=== Job ===
Copy out the material below in full, but not its images.

Extracts from a graphics dataset
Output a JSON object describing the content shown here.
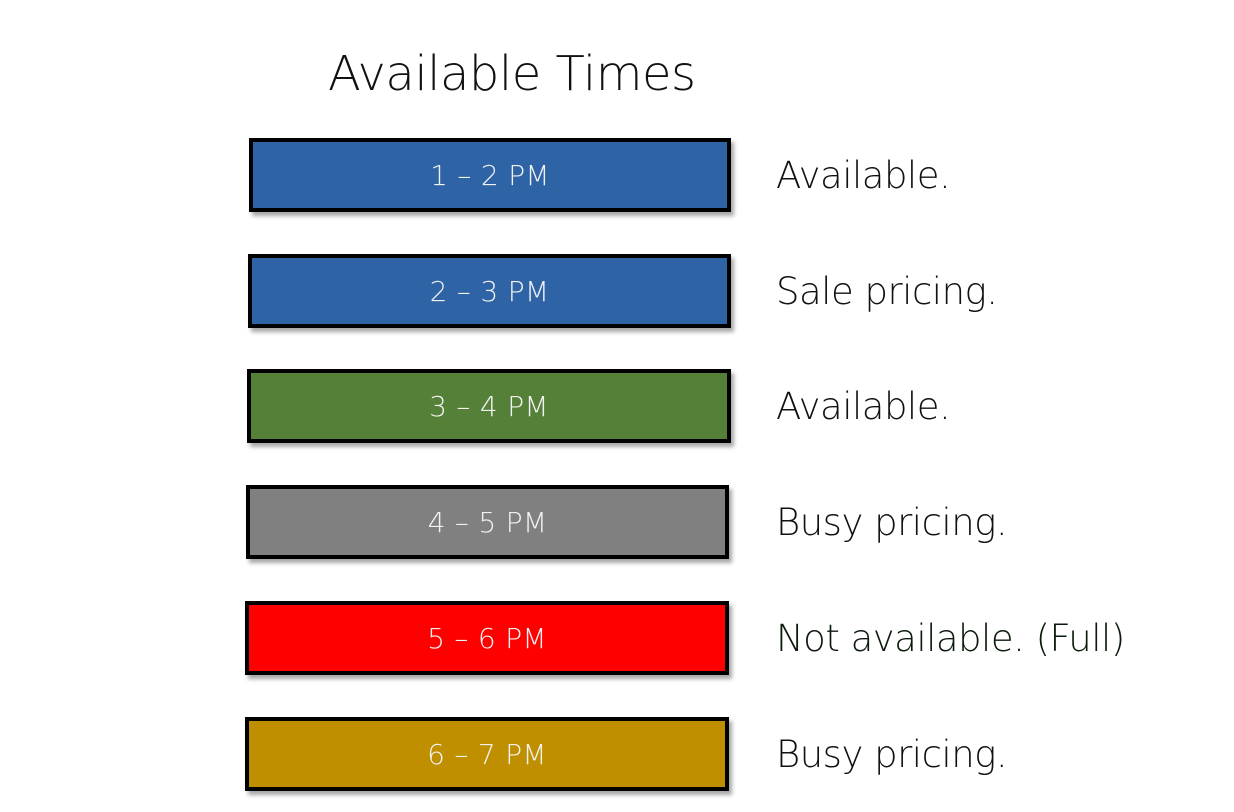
{
  "page": {
    "title": "Available Times"
  },
  "slots": [
    {
      "time_label": "1 – 2 PM",
      "status": "Available.",
      "color": "#2e63a6"
    },
    {
      "time_label": "2 – 3 PM",
      "status": "Sale pricing.",
      "color": "#2e63a6"
    },
    {
      "time_label": "3 – 4 PM",
      "status": "Available.",
      "color": "#548038"
    },
    {
      "time_label": "4 – 5 PM",
      "status": "Busy pricing.",
      "color": "#808080"
    },
    {
      "time_label": "5 – 6 PM",
      "status": "Not available. (Full)",
      "color": "#ff0000"
    },
    {
      "time_label": "6 – 7 PM",
      "status": "Busy pricing.",
      "color": "#bf8f00"
    }
  ]
}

=== Task response ===
Output a JSON object describing the content shown here.
{
  "page": {
    "title": "Available Times"
  },
  "slots": [
    {
      "time_label": "1 – 2 PM",
      "status": "Available.",
      "color": "#2e63a6"
    },
    {
      "time_label": "2 – 3 PM",
      "status": "Sale pricing.",
      "color": "#2e63a6"
    },
    {
      "time_label": "3 – 4 PM",
      "status": "Available.",
      "color": "#548038"
    },
    {
      "time_label": "4 – 5 PM",
      "status": "Busy pricing.",
      "color": "#808080"
    },
    {
      "time_label": "5 – 6 PM",
      "status": "Not available. (Full)",
      "color": "#ff0000"
    },
    {
      "time_label": "6 – 7 PM",
      "status": "Busy pricing.",
      "color": "#bf8f00"
    }
  ]
}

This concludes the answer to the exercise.